### Records to use

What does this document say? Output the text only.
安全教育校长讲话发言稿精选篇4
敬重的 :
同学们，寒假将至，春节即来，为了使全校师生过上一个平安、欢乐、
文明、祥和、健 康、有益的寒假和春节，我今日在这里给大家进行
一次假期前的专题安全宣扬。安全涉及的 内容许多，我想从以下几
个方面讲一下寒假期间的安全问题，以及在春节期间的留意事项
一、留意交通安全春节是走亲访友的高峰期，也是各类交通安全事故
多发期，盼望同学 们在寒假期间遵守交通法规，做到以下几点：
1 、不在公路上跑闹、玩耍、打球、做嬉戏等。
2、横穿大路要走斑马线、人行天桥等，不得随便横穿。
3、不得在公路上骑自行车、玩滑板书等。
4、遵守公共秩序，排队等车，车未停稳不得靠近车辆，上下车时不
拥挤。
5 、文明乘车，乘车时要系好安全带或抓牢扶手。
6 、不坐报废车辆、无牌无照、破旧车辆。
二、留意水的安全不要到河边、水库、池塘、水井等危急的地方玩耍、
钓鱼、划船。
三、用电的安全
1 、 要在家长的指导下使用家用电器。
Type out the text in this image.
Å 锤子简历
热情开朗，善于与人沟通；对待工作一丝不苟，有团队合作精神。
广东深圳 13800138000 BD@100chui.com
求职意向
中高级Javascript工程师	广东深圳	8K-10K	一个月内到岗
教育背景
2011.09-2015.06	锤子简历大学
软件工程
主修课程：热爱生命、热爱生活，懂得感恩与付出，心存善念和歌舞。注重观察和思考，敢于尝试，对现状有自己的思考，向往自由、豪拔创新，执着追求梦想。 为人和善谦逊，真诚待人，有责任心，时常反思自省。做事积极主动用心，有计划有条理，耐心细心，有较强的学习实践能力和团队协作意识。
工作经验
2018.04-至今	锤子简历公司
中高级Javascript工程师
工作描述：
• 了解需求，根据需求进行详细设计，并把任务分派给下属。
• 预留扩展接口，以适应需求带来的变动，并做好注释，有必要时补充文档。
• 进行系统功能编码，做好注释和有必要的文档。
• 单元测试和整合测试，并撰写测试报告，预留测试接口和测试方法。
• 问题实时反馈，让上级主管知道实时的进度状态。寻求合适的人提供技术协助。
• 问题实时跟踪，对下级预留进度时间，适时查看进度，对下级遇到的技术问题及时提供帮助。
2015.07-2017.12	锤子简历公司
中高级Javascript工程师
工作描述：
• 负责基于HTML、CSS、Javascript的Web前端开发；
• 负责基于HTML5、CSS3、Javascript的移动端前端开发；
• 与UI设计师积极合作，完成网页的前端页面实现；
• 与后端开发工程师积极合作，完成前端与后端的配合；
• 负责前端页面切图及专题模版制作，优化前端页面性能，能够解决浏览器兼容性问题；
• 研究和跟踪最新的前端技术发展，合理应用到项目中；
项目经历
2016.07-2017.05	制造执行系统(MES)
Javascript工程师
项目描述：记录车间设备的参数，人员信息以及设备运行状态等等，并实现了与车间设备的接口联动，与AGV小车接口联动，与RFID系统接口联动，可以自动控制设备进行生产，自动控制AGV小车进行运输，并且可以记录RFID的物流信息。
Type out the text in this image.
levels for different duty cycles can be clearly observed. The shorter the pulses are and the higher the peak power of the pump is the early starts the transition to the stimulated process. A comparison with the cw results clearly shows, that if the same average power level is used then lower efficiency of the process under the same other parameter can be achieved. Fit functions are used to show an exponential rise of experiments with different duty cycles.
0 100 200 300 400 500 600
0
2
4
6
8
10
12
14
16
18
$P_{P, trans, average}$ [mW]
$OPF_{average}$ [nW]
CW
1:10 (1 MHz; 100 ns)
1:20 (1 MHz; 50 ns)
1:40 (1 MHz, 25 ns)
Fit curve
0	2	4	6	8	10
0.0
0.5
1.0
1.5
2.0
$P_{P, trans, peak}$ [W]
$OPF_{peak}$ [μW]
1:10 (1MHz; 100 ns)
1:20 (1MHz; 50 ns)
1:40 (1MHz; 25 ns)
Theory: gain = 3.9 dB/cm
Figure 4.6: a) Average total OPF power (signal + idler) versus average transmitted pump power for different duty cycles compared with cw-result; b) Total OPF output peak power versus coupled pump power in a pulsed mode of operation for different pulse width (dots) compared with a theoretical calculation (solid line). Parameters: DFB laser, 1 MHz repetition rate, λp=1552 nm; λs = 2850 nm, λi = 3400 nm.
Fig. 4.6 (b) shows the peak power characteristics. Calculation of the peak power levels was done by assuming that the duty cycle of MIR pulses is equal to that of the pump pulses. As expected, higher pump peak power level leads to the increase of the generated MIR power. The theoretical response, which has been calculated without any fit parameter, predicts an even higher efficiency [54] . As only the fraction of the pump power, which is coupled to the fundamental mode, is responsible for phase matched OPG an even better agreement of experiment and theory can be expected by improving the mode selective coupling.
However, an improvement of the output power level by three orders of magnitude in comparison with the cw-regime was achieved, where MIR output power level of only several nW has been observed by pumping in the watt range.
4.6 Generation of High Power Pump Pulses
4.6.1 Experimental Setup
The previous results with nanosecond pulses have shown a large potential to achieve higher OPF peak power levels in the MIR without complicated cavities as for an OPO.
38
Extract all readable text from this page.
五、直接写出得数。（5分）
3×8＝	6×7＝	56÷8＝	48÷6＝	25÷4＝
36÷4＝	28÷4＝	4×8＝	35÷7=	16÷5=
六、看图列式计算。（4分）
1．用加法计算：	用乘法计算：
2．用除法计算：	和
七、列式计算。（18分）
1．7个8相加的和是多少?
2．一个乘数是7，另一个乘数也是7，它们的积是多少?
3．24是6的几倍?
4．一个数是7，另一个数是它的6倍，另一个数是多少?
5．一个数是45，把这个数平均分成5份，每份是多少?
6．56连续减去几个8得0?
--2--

### Set exercise
Set down every record above exactly as given.

### Task answer
What does this document say? Output the text only.
安全教育校长讲话发言稿精选篇4
敬重的 :
同学们，寒假将至，春节即来，为了使全校师生过上一个平安、欢乐、
文明、祥和、健 康、有益的寒假和春节，我今日在这里给大家进行
一次假期前的专题安全宣扬。安全涉及的 内容许多，我想从以下几
个方面讲一下寒假期间的安全问题，以及在春节期间的留意事项
一、留意交通安全春节是走亲访友的高峰期，也是各类交通安全事故
多发期，盼望同学 们在寒假期间遵守交通法规，做到以下几点：
1 、不在公路上跑闹、玩耍、打球、做嬉戏等。
2、横穿大路要走斑马线、人行天桥等，不得随便横穿。
3、不得在公路上骑自行车、玩滑板书等。
4、遵守公共秩序，排队等车，车未停稳不得靠近车辆，上下车时不
拥挤。
5 、文明乘车，乘车时要系好安全带或抓牢扶手。
6 、不坐报废车辆、无牌无照、破旧车辆。
二、留意水的安全不要到河边、水库、池塘、水井等危急的地方玩耍、
钓鱼、划船。
三、用电的安全
1 、 要在家长的指导下使用家用电器。
Type out the text in this image.
Å 锤子简历
热情开朗，善于与人沟通；对待工作一丝不苟，有团队合作精神。
广东深圳 13800138000 BD@100chui.com
求职意向
中高级Javascript工程师	广东深圳	8K-10K	一个月内到岗
教育背景
2011.09-2015.06	锤子简历大学
软件工程
主修课程：热爱生命、热爱生活，懂得感恩与付出，心存善念和歌舞。注重观察和思考，敢于尝试，对现状有自己的思考，向往自由、豪拔创新，执着追求梦想。 为人和善谦逊，真诚待人，有责任心，时常反思自省。做事积极主动用心，有计划有条理，耐心细心，有较强的学习实践能力和团队协作意识。
工作经验
2018.04-至今	锤子简历公司
中高级Javascript工程师
工作描述：
• 了解需求，根据需求进行详细设计，并把任务分派给下属。
• 预留扩展接口，以适应需求带来的变动，并做好注释，有必要时补充文档。
• 进行系统功能编码，做好注释和有必要的文档。
• 单元测试和整合测试，并撰写测试报告，预留测试接口和测试方法。
• 问题实时反馈，让上级主管知道实时的进度状态。寻求合适的人提供技术协助。
• 问题实时跟踪，对下级预留进度时间，适时查看进度，对下级遇到的技术问题及时提供帮助。
2015.07-2017.12	锤子简历公司
中高级Javascript工程师
工作描述：
• 负责基于HTML、CSS、Javascript的Web前端开发；
• 负责基于HTML5、CSS3、Javascript的移动端前端开发；
• 与UI设计师积极合作，完成网页的前端页面实现；
• 与后端开发工程师积极合作，完成前端与后端的配合；
• 负责前端页面切图及专题模版制作，优化前端页面性能，能够解决浏览器兼容性问题；
• 研究和跟踪最新的前端技术发展，合理应用到项目中；
项目经历
2016.07-2017.05	制造执行系统(MES)
Javascript工程师
项目描述：记录车间设备的参数，人员信息以及设备运行状态等等，并实现了与车间设备的接口联动，与AGV小车接口联动，与RFID系统接口联动，可以自动控制设备进行生产，自动控制AGV小车进行运输，并且可以记录RFID的物流信息。
Type out the text in this image.
levels for different duty cycles can be clearly observed. The shorter the pulses are and the higher the peak power of the pump is the early starts the transition to the stimulated process. A comparison with the cw results clearly shows, that if the same average power level is used then lower efficiency of the process under the same other parameter can be achieved. Fit functions are used to show an exponential rise of experiments with different duty cycles.
0 100 200 300 400 500 600
0
2
4
6
8
10
12
14
16
18
$P_{P, trans, average}$ [mW]
$OPF_{average}$ [nW]
CW
1:10 (1 MHz; 100 ns)
1:20 (1 MHz; 50 ns)
1:40 (1 MHz, 25 ns)
Fit curve
0	2	4	6	8	10
0.0
0.5
1.0
1.5
2.0
$P_{P, trans, peak}$ [W]
$OPF_{peak}$ [μW]
1:10 (1MHz; 100 ns)
1:20 (1MHz; 50 ns)
1:40 (1MHz; 25 ns)
Theory: gain = 3.9 dB/cm
Figure 4.6: a) Average total OPF power (signal + idler) versus average transmitted pump power for different duty cycles compared with cw-result; b) Total OPF output peak power versus coupled pump power in a pulsed mode of operation for different pulse width (dots) compared with a theoretical calculation (solid line). Parameters: DFB laser, 1 MHz repetition rate, λp=1552 nm; λs = 2850 nm, λi = 3400 nm.
Fig. 4.6 (b) shows the peak power characteristics. Calculation of the peak power levels was done by assuming that the duty cycle of MIR pulses is equal to that of the pump pulses. As expected, higher pump peak power level leads to the increase of the generated MIR power. The theoretical response, which has been calculated without any fit parameter, predicts an even higher efficiency [54] . As only the fraction of the pump power, which is coupled to the fundamental mode, is responsible for phase matched OPG an even better agreement of experiment and theory can be expected by improving the mode selective coupling.
However, an improvement of the output power level by three orders of magnitude in comparison with the cw-regime was achieved, where MIR output power level of only several nW has been observed by pumping in the watt range.
4.6 Generation of High Power Pump Pulses
4.6.1 Experimental Setup
The previous results with nanosecond pulses have shown a large potential to achieve higher OPF peak power levels in the MIR without complicated cavities as for an OPO.
38
Extract all readable text from this page.
五、直接写出得数。（5分）
3×8＝	6×7＝	56÷8＝	48÷6＝	25÷4＝
36÷4＝	28÷4＝	4×8＝	35÷7=	16÷5=
六、看图列式计算。（4分）
1．用加法计算：	用乘法计算：
2．用除法计算：	和
七、列式计算。（18分）
1．7个8相加的和是多少?
2．一个乘数是7，另一个乘数也是7，它们的积是多少?
3．24是6的几倍?
4．一个数是7，另一个数是它的6倍，另一个数是多少?
5．一个数是45，把这个数平均分成5份，每份是多少?
6．56连续减去几个8得0?
--2--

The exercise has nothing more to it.